Saved entries
** BEGIN **

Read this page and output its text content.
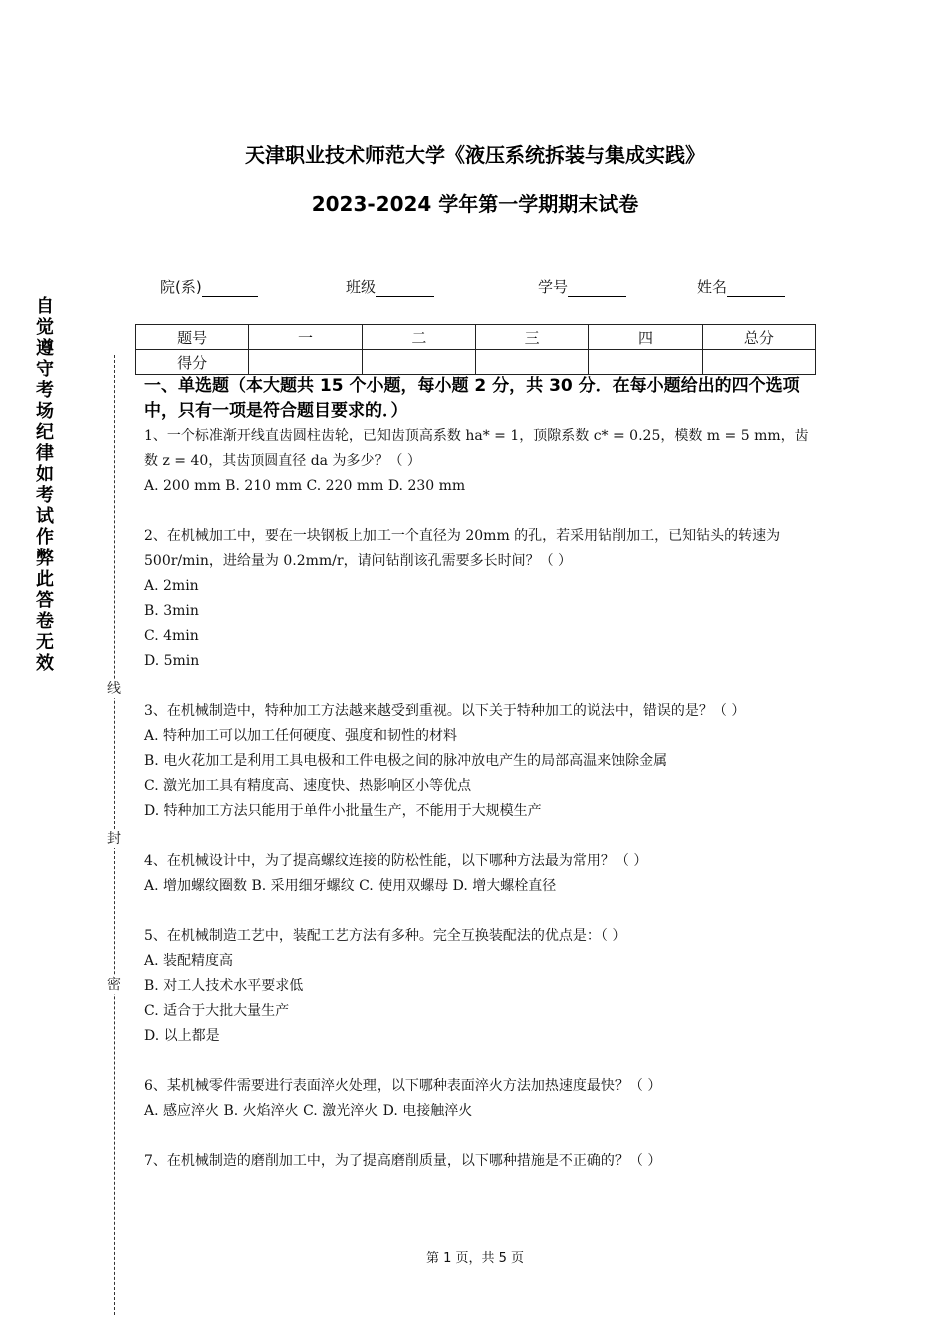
自觉遵守考场纪律如考试作弊此答卷无效
线
封
密
天津职业技术师范大学《液压系统拆装与集成实践》
2023-2024 学年第一学期期末试卷
院(系)	班级	学号	姓名
题号	一	二	三	四	总分
得分					

一、单选题（本大题共 15 个小题，每小题 2 分，共 30 分．在每小题给出的四个选项中，只有一项是符合题目要求的．）

1、一个标准渐开线直齿圆柱齿轮，已知齿顶高系数 ha* = 1，顶隙系数 c* = 0.25，模数 m = 5 mm，齿数 z = 40，其齿顶圆直径 da 为多少？（ ）

A. 200 mm B. 210 mm C. 220 mm D. 230 mm

2、在机械加工中，要在一块钢板上加工一个直径为 20mm 的孔，若采用钻削加工，已知钻头的转速为 500r/min，进给量为 0.2mm/r，请问钻削该孔需要多长时间？（ ）

A. 2min

B. 3min

C. 4min

D. 5min

3、在机械制造中，特种加工方法越来越受到重视。以下关于特种加工的说法中，错误的是？（ ）

A. 特种加工可以加工任何硬度、强度和韧性的材料

B. 电火花加工是利用工具电极和工件电极之间的脉冲放电产生的局部高温来蚀除金属

C. 激光加工具有精度高、速度快、热影响区小等优点

D. 特种加工方法只能用于单件小批量生产，不能用于大规模生产

4、在机械设计中，为了提高螺纹连接的防松性能，以下哪种方法最为常用？（ ）

A. 增加螺纹圈数 B. 采用细牙螺纹 C. 使用双螺母 D. 增大螺栓直径

5、在机械制造工艺中，装配工艺方法有多种。完全互换装配法的优点是：（ ）

A. 装配精度高

B. 对工人技术水平要求低

C. 适合于大批大量生产

D. 以上都是

6、某机械零件需要进行表面淬火处理，以下哪种表面淬火方法加热速度最快？（ ）

A. 感应淬火 B. 火焰淬火 C. 激光淬火 D. 电接触淬火

7、在机械制造的磨削加工中，为了提高磨削质量，以下哪种措施是不正确的？（ ）

第 1 页，共 5 页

** END **

Your task is to retype all the entries exactly and leave out any pictures.

- [EXERCISE OUTPUT]
Read this page and output its text content.
自觉遵守考场纪律如考试作弊此答卷无效
线
封
密
天津职业技术师范大学《液压系统拆装与集成实践》
2023-2024 学年第一学期期末试卷
院(系)	班级	学号	姓名
题号	一	二	三	四	总分
得分					

一、单选题（本大题共 15 个小题，每小题 2 分，共 30 分．在每小题给出的四个选项中，只有一项是符合题目要求的．）

1、一个标准渐开线直齿圆柱齿轮，已知齿顶高系数 ha* = 1，顶隙系数 c* = 0.25，模数 m = 5 mm，齿数 z = 40，其齿顶圆直径 da 为多少？（ ）

A. 200 mm B. 210 mm C. 220 mm D. 230 mm

2、在机械加工中，要在一块钢板上加工一个直径为 20mm 的孔，若采用钻削加工，已知钻头的转速为 500r/min，进给量为 0.2mm/r，请问钻削该孔需要多长时间？（ ）

A. 2min

B. 3min

C. 4min

D. 5min

3、在机械制造中，特种加工方法越来越受到重视。以下关于特种加工的说法中，错误的是？（ ）

A. 特种加工可以加工任何硬度、强度和韧性的材料

B. 电火花加工是利用工具电极和工件电极之间的脉冲放电产生的局部高温来蚀除金属

C. 激光加工具有精度高、速度快、热影响区小等优点

D. 特种加工方法只能用于单件小批量生产，不能用于大规模生产

4、在机械设计中，为了提高螺纹连接的防松性能，以下哪种方法最为常用？（ ）

A. 增加螺纹圈数 B. 采用细牙螺纹 C. 使用双螺母 D. 增大螺栓直径

5、在机械制造工艺中，装配工艺方法有多种。完全互换装配法的优点是：（ ）

A. 装配精度高

B. 对工人技术水平要求低

C. 适合于大批大量生产

D. 以上都是

6、某机械零件需要进行表面淬火处理，以下哪种表面淬火方法加热速度最快？（ ）

A. 感应淬火 B. 火焰淬火 C. 激光淬火 D. 电接触淬火

7、在机械制造的磨削加工中，为了提高磨削质量，以下哪种措施是不正确的？（ ）

第 1 页，共 5 页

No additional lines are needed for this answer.